-- BEGIN --

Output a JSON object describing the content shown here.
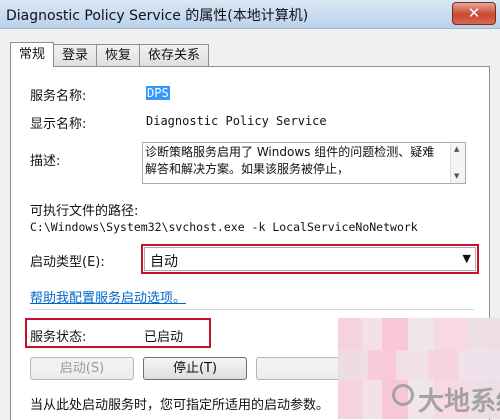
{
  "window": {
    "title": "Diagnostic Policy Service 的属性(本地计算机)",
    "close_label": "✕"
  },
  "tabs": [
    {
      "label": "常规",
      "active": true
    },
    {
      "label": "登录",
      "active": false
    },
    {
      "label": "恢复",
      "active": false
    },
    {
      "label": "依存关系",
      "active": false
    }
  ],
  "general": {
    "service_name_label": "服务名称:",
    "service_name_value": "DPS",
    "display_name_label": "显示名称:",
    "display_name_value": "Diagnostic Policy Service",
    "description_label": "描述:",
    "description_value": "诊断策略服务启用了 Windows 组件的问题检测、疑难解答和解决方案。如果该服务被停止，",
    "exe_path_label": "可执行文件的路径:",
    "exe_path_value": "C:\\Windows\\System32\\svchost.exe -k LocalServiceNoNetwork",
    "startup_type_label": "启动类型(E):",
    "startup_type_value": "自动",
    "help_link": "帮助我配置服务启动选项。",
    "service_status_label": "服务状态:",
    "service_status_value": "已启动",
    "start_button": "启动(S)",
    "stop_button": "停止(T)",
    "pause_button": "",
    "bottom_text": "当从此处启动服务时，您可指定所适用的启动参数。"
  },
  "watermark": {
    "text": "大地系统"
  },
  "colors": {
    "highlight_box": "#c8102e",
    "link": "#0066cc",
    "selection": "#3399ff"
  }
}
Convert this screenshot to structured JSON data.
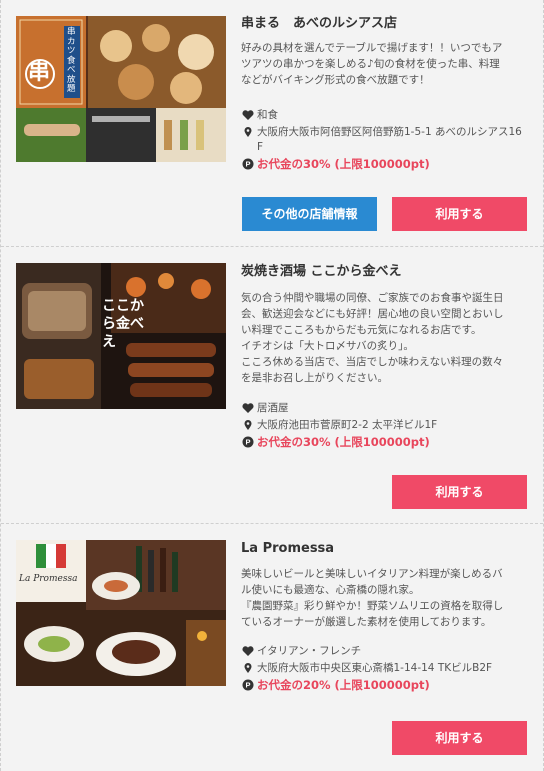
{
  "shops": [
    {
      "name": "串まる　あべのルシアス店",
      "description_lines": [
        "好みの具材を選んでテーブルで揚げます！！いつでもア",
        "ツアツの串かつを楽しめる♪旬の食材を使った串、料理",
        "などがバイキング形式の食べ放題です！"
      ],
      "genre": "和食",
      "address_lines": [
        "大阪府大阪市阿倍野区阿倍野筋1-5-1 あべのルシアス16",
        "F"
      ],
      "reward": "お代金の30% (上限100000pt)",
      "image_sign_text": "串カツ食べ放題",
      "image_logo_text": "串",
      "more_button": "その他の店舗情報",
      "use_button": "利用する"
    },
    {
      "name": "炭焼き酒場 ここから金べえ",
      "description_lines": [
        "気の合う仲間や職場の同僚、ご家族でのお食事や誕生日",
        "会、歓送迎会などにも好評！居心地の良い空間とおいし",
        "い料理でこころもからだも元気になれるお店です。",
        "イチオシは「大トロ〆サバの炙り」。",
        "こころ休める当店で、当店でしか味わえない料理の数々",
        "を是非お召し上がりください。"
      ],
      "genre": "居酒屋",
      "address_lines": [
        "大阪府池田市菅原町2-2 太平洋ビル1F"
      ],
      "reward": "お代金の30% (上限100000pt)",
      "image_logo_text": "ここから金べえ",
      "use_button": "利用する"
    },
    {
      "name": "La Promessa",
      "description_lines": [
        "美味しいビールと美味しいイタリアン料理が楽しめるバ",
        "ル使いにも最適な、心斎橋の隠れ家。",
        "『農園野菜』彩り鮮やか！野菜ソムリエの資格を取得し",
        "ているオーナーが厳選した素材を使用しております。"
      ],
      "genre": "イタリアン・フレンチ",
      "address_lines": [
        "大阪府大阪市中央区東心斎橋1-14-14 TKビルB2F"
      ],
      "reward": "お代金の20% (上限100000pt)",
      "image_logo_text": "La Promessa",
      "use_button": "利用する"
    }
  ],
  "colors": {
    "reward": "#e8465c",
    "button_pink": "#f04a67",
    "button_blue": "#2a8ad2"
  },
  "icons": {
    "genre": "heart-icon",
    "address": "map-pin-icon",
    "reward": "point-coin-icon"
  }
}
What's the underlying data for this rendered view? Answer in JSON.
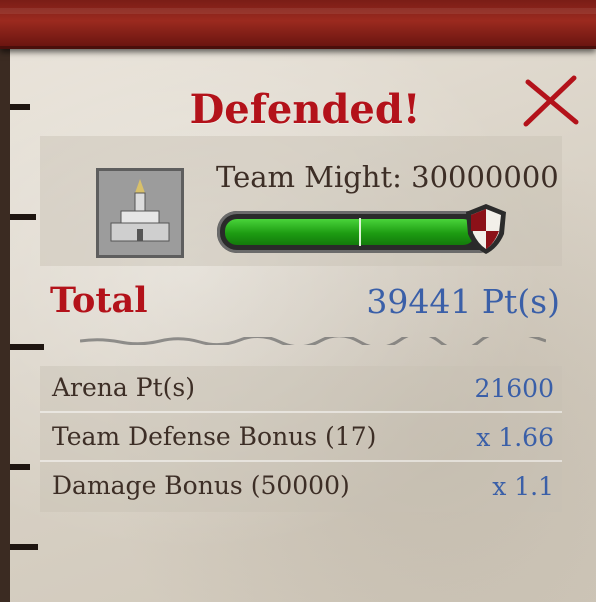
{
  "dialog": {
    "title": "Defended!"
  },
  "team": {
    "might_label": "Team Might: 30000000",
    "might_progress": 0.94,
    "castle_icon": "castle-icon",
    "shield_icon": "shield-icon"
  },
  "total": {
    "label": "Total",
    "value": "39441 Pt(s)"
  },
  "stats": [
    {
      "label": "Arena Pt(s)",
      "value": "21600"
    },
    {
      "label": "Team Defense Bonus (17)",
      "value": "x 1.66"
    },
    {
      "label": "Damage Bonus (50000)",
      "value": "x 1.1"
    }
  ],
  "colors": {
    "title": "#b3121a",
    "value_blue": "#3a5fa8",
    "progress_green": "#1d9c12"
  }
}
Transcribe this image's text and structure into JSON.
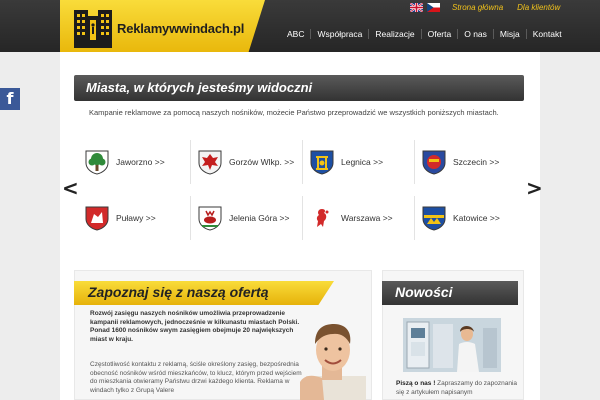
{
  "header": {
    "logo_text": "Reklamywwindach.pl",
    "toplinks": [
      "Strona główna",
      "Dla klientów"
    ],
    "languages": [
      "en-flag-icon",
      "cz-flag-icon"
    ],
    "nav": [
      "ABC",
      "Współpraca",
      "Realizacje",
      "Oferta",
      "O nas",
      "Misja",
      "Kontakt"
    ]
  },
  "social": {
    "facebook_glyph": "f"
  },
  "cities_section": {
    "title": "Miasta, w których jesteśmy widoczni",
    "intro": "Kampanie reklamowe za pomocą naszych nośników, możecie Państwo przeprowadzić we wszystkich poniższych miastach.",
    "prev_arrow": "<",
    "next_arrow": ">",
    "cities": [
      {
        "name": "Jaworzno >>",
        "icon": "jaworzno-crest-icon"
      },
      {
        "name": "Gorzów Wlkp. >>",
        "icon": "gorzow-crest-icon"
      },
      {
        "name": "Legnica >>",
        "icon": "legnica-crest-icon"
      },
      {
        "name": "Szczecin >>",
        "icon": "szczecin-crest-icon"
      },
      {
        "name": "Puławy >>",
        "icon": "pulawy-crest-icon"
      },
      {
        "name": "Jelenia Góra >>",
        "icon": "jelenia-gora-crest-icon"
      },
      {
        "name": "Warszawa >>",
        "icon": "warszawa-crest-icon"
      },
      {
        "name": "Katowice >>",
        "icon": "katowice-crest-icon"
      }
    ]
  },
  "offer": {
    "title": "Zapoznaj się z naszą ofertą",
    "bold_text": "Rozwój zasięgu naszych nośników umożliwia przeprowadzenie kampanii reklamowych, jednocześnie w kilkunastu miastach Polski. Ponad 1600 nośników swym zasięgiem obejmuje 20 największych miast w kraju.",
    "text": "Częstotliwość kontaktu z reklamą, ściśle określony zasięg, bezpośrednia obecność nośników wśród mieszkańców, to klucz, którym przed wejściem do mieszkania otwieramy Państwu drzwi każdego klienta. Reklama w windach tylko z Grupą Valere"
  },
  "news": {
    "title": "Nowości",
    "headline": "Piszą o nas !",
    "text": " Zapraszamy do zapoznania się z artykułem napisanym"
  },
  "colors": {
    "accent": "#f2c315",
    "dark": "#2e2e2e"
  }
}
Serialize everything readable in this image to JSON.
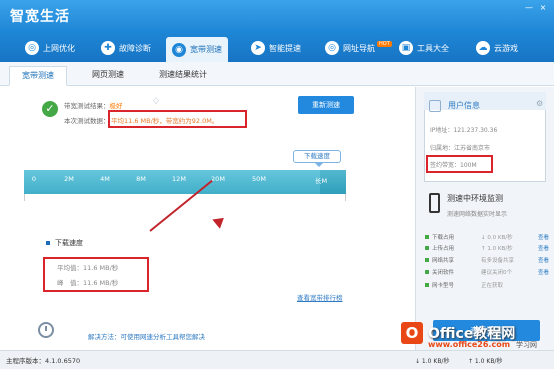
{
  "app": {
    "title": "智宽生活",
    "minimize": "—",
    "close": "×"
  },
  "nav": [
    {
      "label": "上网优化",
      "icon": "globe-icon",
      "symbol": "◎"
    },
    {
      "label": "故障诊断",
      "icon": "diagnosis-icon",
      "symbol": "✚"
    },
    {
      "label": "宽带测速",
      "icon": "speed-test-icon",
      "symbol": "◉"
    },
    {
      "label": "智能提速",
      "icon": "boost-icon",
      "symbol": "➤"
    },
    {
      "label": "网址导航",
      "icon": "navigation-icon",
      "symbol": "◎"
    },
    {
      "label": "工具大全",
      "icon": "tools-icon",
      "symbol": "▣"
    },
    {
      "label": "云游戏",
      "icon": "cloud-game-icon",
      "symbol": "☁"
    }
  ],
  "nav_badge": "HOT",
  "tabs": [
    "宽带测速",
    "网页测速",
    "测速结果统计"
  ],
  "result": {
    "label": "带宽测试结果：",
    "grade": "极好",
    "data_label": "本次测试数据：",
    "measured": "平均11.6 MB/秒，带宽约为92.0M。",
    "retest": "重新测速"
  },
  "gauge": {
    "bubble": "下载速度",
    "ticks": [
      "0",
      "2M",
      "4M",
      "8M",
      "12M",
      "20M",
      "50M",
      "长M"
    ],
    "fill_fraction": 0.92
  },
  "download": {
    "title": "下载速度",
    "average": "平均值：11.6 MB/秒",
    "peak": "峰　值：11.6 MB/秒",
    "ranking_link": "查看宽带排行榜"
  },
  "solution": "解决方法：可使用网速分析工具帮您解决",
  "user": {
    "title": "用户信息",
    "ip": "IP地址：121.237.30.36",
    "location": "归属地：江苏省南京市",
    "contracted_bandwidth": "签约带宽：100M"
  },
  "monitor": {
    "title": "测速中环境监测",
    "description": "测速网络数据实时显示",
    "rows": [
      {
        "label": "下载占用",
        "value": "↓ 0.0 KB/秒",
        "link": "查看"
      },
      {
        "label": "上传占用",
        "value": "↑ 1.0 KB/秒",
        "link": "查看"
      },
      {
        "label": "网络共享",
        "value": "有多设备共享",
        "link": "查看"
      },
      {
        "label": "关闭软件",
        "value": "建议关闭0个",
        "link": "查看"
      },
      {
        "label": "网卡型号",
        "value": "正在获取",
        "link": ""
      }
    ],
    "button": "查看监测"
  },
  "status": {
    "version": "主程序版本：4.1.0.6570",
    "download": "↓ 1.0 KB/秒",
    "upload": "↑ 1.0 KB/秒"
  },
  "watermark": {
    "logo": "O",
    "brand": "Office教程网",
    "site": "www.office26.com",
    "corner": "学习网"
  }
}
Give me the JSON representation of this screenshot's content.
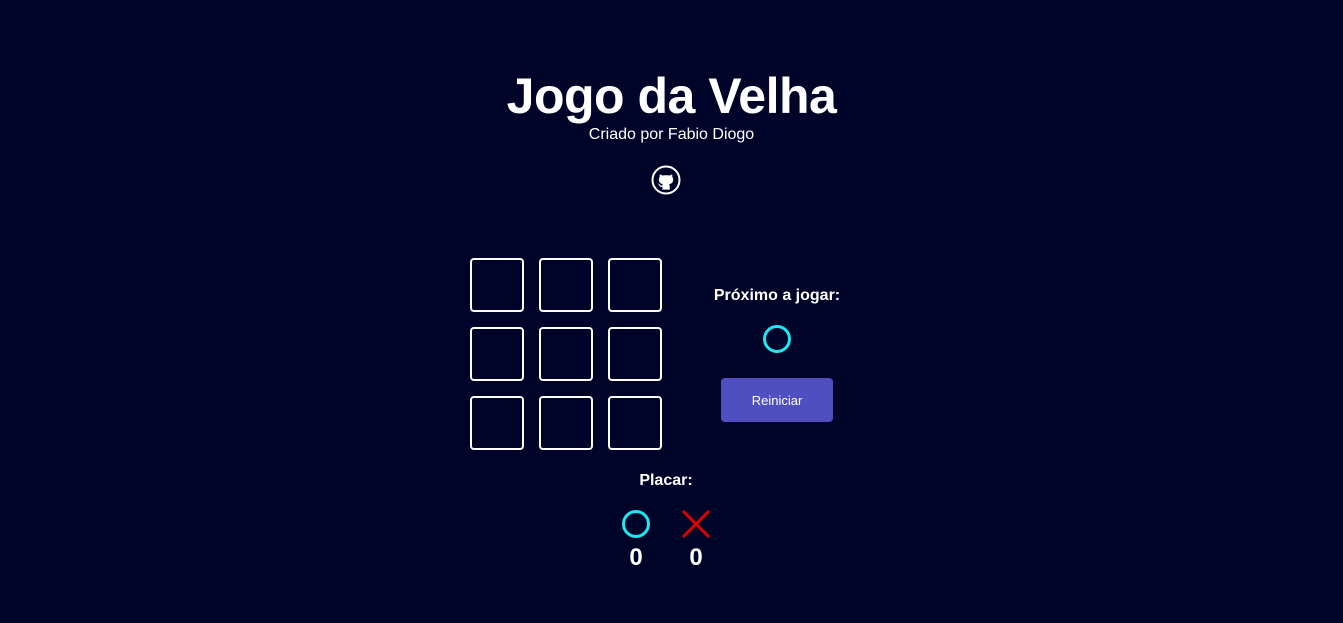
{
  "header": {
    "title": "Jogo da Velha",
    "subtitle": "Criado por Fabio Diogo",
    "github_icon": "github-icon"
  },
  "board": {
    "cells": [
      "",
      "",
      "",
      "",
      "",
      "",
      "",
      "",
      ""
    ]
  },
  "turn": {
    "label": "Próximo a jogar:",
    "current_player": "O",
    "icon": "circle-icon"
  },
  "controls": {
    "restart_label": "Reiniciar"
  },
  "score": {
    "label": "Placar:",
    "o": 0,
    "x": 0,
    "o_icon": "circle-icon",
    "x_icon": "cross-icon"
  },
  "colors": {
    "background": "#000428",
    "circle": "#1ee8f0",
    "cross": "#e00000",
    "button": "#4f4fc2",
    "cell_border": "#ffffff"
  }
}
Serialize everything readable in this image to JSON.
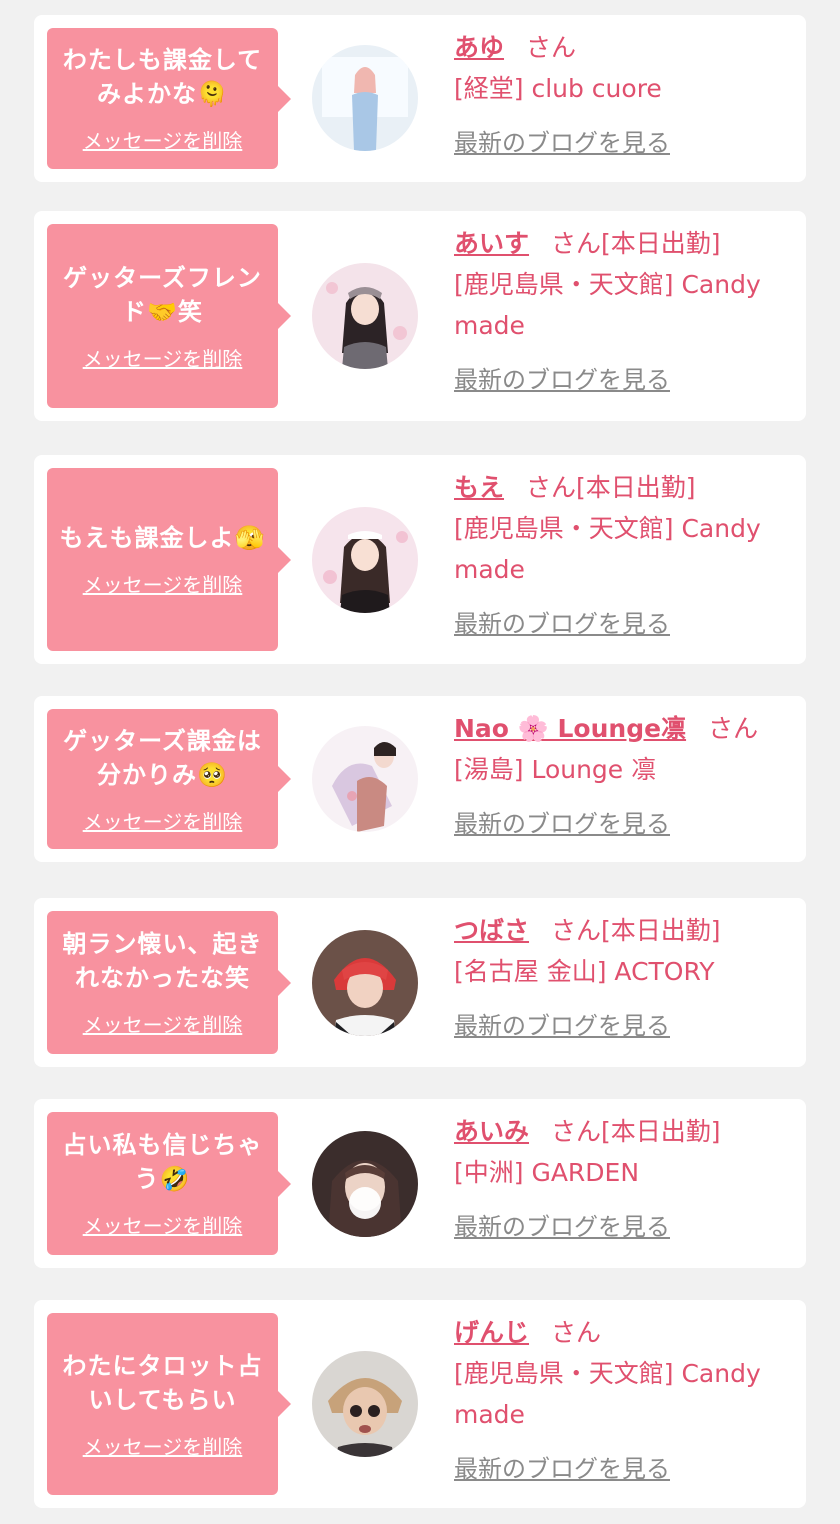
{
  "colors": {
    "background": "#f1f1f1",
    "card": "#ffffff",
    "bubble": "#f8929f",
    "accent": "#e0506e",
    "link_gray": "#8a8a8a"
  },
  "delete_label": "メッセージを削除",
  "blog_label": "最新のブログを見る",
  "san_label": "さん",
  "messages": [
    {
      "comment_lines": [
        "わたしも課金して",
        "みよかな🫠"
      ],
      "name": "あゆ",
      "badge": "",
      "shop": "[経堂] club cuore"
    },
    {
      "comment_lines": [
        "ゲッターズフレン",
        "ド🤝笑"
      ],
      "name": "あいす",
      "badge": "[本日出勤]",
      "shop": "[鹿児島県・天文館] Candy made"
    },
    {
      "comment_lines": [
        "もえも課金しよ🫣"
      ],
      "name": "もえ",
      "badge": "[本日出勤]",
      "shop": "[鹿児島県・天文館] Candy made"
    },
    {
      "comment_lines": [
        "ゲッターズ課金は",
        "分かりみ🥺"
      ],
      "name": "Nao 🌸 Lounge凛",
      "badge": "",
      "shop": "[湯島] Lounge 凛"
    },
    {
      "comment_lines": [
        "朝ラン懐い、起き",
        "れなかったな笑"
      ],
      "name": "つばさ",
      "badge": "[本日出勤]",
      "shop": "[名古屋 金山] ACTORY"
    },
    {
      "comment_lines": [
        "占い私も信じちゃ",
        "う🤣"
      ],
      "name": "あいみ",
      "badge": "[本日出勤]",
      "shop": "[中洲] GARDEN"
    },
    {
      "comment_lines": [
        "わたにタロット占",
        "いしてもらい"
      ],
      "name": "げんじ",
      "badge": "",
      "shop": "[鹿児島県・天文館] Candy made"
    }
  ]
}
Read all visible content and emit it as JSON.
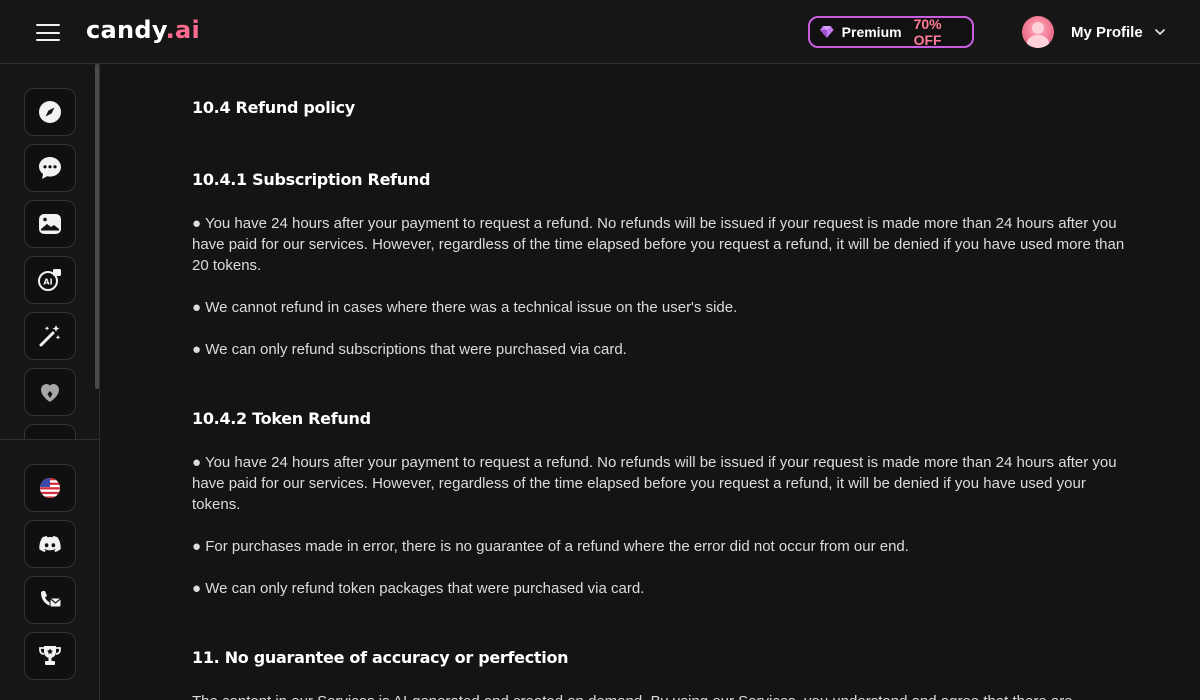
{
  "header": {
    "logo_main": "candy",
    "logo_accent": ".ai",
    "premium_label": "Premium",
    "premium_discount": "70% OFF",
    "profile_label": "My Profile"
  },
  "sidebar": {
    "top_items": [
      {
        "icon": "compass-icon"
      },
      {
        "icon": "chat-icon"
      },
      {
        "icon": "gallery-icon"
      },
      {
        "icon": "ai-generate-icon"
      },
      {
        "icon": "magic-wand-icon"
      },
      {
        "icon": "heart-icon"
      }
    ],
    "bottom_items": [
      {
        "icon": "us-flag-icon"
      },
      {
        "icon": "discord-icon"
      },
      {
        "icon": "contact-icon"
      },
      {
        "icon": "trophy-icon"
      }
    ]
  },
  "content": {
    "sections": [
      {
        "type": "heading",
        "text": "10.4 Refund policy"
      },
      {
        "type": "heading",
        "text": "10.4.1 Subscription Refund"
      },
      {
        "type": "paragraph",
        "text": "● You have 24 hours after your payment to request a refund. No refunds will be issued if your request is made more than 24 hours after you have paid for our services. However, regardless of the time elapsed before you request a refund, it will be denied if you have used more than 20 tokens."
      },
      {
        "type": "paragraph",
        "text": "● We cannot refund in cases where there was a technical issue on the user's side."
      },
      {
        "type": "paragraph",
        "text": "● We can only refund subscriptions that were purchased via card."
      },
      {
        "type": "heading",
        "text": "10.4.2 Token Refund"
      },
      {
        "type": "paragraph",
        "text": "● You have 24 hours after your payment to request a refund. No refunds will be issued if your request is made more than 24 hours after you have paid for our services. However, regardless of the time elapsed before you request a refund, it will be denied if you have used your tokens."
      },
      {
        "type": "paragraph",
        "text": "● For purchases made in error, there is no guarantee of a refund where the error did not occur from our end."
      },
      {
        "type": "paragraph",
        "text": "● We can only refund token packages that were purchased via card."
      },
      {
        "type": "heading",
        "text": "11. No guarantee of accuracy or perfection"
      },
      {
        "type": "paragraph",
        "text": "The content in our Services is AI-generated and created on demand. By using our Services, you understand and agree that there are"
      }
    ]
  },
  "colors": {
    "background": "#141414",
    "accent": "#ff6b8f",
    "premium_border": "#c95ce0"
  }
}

-- END --

> [Description of the task] Show every line of the listing in which the string "screenshot" can be found.

> [Solution for this exercise]
Convert this screenshot to structured JSON data.
Give me the JSON representation of this screenshot's content.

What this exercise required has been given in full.